- _Task instructions_: Look through the records below and collect all lines that hold the string "posição".

[BEGIN Given information]

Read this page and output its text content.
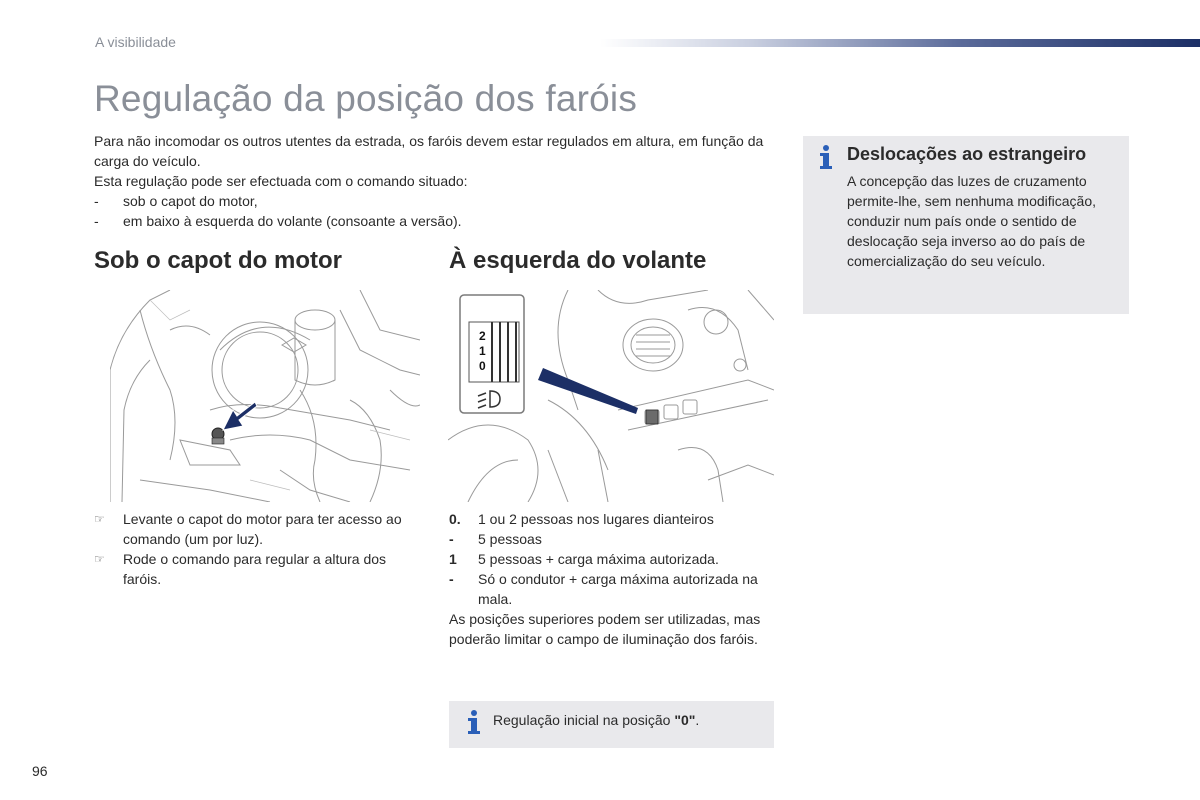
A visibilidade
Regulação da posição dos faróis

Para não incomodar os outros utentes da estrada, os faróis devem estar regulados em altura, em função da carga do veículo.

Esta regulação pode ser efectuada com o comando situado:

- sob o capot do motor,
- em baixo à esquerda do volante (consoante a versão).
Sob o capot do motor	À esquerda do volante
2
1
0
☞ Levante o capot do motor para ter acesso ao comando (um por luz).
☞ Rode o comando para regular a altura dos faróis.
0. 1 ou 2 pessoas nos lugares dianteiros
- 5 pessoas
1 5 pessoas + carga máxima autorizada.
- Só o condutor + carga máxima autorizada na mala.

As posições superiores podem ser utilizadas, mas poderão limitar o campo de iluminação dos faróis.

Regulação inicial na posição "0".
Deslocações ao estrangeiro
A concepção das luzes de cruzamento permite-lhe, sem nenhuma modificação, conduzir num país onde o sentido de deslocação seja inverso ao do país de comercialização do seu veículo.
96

[END Given information]

- _Task result_:
Regulação da posição dos faróis
Regulação inicial na posição "0".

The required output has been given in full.